* _Exercise_
Only the number is wanted: tally the lines below that contain the word "ummizeezee".

╔══

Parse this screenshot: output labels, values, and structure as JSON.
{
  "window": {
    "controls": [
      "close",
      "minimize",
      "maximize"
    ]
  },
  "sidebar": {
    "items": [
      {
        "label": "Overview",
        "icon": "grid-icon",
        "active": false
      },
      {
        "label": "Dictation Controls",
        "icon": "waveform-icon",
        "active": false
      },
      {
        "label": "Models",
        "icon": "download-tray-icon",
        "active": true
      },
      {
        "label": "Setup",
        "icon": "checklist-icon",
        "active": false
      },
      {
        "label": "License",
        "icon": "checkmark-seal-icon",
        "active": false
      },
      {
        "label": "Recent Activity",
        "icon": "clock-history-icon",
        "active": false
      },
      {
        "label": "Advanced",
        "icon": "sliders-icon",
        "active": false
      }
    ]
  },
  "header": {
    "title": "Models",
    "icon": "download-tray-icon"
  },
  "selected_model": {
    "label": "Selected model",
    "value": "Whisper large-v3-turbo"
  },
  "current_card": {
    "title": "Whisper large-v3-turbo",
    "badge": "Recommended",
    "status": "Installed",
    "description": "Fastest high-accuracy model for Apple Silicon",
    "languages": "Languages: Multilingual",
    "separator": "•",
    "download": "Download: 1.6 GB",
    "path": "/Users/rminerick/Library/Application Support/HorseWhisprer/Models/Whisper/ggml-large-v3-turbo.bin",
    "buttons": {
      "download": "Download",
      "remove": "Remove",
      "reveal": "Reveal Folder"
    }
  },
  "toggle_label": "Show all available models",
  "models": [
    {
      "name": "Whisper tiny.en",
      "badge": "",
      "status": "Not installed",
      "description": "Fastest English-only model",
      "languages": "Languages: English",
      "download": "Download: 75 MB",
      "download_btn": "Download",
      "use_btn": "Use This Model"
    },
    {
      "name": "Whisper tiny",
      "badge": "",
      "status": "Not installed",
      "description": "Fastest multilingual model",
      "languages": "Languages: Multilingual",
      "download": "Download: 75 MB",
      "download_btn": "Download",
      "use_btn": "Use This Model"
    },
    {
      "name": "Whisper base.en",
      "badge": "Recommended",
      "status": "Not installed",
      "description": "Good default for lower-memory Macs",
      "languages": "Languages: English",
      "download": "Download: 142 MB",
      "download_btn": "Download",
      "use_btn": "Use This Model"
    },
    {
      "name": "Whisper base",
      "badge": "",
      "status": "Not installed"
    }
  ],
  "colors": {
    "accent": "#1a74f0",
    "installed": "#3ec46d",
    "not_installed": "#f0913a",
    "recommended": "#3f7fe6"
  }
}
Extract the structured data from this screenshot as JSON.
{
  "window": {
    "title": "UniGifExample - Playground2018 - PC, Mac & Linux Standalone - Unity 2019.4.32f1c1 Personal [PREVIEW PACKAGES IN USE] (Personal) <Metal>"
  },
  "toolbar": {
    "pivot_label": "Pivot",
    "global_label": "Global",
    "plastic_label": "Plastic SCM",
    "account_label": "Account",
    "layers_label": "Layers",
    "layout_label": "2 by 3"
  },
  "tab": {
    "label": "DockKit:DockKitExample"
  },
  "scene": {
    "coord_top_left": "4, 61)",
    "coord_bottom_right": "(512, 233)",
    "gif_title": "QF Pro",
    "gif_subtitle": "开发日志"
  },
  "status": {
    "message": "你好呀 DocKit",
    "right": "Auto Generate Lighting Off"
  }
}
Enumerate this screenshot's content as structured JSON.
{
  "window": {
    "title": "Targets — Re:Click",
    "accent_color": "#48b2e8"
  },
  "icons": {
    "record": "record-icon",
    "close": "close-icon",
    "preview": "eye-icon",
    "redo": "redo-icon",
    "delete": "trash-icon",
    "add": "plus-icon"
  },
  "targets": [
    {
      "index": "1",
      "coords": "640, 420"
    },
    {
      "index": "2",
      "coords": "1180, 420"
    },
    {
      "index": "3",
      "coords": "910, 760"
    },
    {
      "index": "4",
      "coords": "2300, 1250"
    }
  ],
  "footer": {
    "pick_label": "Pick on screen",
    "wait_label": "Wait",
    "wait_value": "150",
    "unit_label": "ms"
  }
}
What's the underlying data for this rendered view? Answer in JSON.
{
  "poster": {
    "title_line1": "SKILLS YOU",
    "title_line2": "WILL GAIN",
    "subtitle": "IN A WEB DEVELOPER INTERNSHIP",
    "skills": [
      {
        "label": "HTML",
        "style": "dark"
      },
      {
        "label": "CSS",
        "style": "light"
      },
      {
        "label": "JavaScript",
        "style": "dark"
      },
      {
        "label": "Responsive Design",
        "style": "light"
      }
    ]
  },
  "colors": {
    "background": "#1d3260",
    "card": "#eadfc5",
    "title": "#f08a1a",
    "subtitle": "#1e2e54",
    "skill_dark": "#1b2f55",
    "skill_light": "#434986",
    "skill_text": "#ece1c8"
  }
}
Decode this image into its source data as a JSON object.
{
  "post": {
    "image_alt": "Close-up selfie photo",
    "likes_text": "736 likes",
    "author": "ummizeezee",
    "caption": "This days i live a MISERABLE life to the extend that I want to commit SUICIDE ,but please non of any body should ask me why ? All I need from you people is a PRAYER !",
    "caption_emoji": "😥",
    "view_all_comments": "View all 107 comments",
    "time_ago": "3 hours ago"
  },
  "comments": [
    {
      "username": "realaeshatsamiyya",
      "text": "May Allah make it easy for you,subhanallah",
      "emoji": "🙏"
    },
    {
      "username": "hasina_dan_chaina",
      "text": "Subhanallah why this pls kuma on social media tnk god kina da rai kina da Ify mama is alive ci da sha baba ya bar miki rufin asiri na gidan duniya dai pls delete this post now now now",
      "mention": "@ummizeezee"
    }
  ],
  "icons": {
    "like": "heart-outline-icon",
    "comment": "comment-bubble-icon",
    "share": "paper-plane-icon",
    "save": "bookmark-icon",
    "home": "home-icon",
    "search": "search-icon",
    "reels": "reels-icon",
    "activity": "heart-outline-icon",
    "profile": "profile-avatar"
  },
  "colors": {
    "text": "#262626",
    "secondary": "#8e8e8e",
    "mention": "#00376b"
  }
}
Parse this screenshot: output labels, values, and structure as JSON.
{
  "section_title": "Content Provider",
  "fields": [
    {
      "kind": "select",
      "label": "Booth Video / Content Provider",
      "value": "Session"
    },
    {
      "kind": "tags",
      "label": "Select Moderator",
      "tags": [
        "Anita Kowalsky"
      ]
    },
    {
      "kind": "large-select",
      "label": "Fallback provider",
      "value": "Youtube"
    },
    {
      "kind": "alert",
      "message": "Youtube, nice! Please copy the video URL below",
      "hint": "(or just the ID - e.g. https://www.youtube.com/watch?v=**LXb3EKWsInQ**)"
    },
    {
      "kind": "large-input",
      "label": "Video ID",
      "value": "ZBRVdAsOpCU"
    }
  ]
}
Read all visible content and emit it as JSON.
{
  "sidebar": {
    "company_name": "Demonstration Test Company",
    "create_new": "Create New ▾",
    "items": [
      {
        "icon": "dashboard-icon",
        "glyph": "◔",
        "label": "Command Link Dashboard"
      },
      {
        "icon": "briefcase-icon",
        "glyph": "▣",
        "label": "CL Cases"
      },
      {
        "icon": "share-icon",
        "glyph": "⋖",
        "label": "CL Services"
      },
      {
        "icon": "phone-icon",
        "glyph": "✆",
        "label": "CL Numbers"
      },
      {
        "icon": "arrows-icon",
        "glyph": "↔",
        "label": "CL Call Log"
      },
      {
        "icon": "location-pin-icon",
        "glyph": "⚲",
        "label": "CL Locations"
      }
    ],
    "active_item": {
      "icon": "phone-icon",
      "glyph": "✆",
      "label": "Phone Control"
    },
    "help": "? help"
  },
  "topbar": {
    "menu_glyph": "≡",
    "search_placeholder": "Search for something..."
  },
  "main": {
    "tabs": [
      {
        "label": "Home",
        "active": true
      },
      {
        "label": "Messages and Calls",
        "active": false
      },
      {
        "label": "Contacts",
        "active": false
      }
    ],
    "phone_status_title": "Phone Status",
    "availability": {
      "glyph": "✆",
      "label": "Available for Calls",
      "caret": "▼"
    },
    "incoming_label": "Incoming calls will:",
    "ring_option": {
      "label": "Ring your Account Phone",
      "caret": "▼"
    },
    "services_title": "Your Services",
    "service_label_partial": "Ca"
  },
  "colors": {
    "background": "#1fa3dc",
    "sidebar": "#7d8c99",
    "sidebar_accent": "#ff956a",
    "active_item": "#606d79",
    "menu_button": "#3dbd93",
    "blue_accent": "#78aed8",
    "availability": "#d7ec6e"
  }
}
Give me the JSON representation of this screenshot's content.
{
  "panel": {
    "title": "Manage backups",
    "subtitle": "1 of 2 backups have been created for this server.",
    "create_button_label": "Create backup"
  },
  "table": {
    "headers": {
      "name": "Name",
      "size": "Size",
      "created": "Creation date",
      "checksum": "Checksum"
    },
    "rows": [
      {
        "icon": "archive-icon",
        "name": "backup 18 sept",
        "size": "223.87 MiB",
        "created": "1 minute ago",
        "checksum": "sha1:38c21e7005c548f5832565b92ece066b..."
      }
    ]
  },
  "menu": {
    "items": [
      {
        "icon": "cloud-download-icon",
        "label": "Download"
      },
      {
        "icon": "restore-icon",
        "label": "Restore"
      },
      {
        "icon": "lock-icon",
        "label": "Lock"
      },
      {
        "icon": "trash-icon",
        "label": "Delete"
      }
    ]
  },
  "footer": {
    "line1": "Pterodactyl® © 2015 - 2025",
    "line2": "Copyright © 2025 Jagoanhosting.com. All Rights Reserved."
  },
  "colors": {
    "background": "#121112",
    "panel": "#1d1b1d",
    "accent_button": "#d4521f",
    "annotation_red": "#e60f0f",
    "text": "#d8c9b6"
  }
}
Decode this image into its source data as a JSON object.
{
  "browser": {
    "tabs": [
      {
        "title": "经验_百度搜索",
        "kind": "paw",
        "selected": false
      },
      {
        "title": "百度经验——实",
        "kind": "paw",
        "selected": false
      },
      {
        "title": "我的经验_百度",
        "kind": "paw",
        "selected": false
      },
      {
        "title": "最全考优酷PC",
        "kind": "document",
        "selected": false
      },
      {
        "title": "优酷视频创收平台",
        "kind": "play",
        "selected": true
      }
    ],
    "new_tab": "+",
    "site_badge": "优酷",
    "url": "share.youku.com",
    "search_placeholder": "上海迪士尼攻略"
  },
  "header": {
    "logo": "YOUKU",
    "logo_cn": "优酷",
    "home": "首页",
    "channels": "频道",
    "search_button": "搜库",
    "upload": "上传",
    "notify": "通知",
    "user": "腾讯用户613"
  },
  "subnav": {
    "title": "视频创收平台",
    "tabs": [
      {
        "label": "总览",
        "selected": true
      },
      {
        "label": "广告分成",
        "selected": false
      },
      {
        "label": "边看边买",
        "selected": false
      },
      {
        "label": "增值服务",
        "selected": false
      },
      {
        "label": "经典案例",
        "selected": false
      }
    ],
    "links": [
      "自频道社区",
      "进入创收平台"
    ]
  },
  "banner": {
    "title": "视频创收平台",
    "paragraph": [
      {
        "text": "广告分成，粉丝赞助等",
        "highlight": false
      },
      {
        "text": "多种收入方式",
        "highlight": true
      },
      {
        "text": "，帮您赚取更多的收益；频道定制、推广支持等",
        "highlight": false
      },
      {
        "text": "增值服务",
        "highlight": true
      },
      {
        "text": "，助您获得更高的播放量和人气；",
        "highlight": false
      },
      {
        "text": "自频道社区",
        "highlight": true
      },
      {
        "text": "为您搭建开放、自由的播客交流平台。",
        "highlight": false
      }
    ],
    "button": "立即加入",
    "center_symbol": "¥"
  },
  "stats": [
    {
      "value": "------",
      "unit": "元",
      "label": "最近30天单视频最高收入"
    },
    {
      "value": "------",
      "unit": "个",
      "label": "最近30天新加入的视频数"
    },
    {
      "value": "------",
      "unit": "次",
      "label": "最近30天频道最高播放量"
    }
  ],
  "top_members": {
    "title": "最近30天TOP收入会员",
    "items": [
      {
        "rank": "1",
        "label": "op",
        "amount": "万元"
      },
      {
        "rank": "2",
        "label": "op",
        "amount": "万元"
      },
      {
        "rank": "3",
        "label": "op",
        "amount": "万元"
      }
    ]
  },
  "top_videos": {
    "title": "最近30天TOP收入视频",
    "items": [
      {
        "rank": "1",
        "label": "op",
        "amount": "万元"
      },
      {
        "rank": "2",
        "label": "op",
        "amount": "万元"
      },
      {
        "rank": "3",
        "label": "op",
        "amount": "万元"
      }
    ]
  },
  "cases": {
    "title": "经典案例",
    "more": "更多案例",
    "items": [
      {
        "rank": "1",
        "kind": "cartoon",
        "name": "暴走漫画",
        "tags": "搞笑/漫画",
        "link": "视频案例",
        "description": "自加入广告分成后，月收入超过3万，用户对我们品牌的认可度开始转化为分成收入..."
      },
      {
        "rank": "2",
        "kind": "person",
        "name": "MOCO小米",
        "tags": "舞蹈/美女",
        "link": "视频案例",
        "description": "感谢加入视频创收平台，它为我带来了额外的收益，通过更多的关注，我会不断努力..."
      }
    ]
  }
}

╚══

* _Answer for the task_
2